[Collected data entries]
[Start]
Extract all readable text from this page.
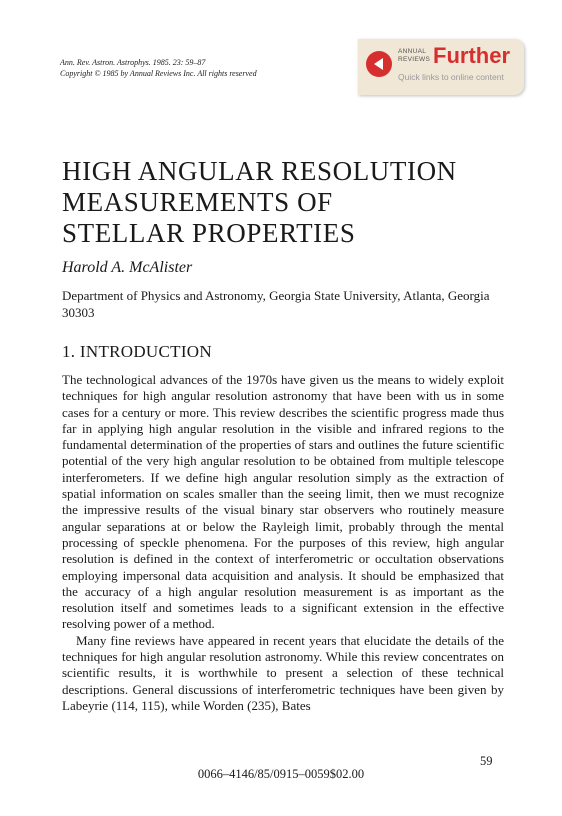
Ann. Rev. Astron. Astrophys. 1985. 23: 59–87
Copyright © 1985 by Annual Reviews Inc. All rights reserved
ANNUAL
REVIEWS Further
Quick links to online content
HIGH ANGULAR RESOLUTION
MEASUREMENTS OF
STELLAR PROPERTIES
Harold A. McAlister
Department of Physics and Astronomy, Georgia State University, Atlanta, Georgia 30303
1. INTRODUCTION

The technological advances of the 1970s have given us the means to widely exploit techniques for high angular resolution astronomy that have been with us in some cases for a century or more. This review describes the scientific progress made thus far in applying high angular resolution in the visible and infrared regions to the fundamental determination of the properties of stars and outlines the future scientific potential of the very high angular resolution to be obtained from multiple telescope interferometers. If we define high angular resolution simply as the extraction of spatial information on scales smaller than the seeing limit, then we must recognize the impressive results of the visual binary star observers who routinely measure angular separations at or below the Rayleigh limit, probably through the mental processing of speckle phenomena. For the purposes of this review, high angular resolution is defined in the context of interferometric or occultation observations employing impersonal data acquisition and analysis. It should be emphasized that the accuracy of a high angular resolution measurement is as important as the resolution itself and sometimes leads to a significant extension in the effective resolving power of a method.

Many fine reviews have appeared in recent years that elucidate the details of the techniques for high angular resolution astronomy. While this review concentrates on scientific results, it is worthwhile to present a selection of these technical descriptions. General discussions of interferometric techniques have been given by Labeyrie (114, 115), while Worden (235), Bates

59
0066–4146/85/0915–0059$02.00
[End]
[Start]
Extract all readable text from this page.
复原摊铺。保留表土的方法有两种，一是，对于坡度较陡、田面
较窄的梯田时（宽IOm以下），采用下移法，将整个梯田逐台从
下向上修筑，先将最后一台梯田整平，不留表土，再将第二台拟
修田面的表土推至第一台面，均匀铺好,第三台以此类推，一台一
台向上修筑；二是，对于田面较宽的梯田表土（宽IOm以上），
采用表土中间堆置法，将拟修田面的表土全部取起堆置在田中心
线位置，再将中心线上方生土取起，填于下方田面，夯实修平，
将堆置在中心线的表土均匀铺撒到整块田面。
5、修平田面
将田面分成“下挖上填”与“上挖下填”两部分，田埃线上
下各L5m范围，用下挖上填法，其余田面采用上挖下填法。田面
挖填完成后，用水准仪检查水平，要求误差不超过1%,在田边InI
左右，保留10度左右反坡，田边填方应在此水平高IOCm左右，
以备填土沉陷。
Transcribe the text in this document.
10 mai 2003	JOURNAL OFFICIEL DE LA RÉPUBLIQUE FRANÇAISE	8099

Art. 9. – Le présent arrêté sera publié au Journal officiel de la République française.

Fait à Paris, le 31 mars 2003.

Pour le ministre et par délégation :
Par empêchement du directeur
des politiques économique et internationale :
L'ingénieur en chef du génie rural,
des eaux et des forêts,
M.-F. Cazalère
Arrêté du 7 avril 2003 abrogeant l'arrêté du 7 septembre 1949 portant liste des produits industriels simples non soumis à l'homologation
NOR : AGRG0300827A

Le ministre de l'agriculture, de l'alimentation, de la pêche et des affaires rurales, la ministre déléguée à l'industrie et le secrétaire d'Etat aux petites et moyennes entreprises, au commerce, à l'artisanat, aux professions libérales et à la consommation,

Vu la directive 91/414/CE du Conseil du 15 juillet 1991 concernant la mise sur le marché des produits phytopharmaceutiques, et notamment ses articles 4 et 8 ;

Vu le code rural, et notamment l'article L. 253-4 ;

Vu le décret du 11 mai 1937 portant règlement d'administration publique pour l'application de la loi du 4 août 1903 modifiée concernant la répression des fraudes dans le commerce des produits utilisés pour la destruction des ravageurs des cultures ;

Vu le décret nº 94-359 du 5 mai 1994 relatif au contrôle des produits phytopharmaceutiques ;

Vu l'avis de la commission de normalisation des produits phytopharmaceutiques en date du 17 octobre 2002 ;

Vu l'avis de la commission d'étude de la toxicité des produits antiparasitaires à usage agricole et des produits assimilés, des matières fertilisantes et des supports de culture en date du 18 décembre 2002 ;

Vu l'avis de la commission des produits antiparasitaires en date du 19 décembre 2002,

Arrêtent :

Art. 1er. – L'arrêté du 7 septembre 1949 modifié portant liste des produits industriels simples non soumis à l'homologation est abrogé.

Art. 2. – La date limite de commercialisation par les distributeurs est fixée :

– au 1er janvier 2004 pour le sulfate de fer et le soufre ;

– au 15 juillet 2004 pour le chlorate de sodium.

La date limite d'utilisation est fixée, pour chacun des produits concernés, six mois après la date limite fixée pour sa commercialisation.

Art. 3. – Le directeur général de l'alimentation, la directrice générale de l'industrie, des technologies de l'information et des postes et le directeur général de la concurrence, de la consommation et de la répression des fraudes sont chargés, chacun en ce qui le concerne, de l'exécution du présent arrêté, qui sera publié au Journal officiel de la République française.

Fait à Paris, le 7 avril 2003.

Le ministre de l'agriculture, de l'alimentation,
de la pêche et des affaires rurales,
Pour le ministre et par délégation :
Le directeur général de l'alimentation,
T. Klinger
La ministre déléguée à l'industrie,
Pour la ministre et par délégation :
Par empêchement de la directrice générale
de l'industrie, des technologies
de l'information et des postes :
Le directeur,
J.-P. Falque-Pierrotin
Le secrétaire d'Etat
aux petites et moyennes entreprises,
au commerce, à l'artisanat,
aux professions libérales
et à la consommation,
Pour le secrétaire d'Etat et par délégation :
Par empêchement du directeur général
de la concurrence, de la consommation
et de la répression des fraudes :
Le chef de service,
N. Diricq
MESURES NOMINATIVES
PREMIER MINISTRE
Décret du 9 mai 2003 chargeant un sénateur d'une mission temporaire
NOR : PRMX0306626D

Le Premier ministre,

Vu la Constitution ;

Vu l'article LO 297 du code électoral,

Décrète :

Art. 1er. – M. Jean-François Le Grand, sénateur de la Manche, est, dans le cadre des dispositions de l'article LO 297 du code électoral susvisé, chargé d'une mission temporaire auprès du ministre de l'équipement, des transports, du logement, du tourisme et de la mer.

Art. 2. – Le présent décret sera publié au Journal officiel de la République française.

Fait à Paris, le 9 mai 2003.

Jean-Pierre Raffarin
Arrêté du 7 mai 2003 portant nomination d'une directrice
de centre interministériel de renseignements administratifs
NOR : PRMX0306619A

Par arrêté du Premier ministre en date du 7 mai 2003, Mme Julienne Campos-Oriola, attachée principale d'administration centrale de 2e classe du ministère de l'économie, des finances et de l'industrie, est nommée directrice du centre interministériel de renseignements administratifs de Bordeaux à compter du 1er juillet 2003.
[End]
[Start]
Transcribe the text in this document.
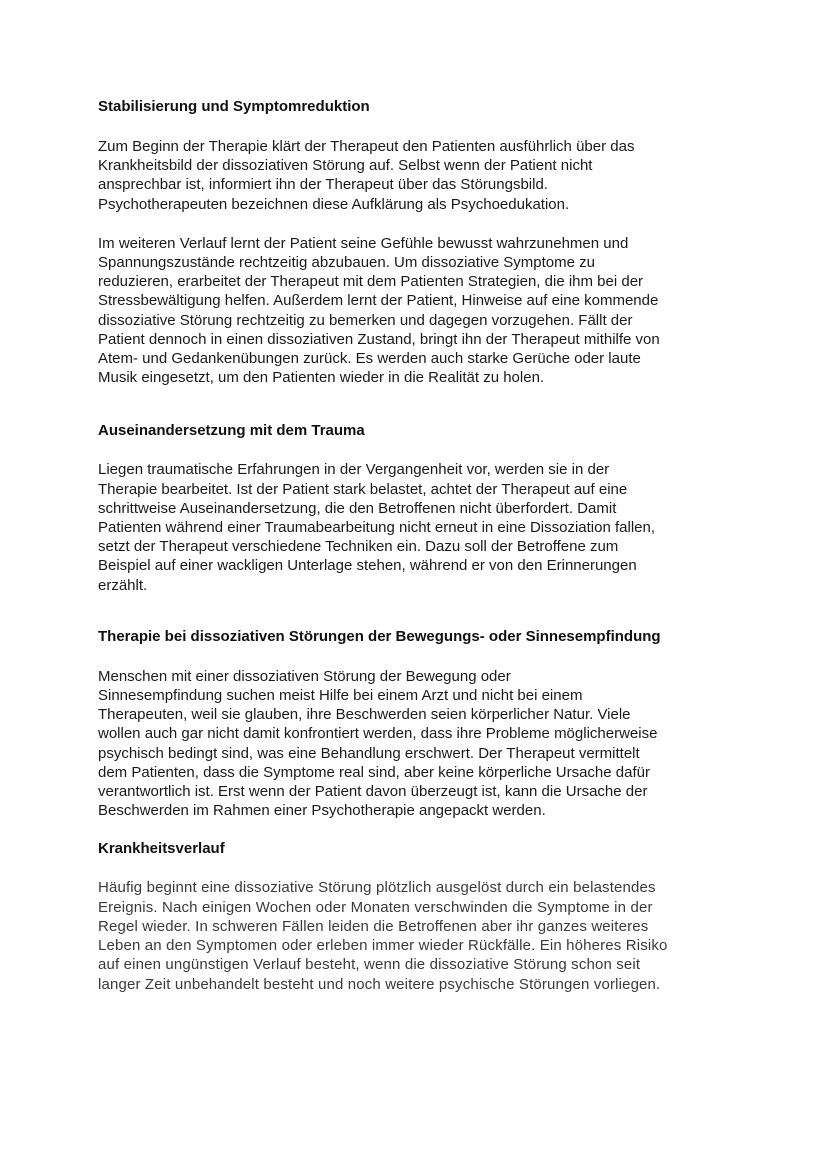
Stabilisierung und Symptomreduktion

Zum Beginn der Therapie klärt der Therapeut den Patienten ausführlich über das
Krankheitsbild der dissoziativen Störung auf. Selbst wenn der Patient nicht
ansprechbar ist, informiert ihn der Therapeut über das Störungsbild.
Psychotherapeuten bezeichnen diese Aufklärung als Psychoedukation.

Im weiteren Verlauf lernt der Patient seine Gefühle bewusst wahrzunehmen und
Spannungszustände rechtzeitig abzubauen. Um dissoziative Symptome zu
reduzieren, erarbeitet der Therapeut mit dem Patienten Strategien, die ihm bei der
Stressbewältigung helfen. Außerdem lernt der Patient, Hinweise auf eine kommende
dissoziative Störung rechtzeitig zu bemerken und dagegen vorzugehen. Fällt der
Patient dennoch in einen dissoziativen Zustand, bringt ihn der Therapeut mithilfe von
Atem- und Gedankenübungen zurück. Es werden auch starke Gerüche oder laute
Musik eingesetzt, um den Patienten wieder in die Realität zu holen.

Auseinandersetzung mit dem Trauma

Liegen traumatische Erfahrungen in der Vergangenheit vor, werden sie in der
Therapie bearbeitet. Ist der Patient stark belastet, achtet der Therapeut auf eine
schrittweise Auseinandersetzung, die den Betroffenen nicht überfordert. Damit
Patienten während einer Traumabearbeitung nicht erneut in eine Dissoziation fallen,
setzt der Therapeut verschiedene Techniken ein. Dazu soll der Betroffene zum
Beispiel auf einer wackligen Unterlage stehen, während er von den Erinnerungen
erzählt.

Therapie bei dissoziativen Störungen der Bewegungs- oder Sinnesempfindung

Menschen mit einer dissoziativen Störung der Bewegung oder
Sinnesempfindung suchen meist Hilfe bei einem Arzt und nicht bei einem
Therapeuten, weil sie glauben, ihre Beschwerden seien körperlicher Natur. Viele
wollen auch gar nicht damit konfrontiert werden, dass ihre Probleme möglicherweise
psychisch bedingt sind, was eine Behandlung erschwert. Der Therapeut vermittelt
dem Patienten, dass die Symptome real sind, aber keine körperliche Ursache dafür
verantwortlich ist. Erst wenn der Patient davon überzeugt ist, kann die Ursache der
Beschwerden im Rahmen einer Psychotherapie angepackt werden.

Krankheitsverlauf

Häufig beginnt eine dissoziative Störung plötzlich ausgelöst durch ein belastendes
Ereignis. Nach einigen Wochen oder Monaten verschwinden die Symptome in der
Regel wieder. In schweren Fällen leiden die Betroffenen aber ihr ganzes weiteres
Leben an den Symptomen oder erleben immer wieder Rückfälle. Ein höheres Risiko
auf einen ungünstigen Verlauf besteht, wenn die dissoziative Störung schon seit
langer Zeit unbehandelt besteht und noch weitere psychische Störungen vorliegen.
[End]
Short exercise — Scan the data above and copy every line with "directrice" in it.

Finished answer —
Art. 3. – Le directeur général de l'alimentation, la directrice générale de l'industrie, des technologies de l'information et des postes et le directeur général de la concurrence, de la consommation et de la répression des fraudes sont chargés, chacun en ce qui le concerne, de l'exécution du présent arrêté, qui sera publié au Journal officiel de la République française.
Par empêchement de la directrice générale
Arrêté du 7 mai 2003 portant nomination d'une directrice
Par arrêté du Premier ministre en date du 7 mai 2003, Mme Julienne Campos-Oriola, attachée principale d'administration centrale de 2e classe du ministère de l'économie, des finances et de l'industrie, est nommée directrice du centre interministériel de renseignements administratifs de Bordeaux à compter du 1er juillet 2003.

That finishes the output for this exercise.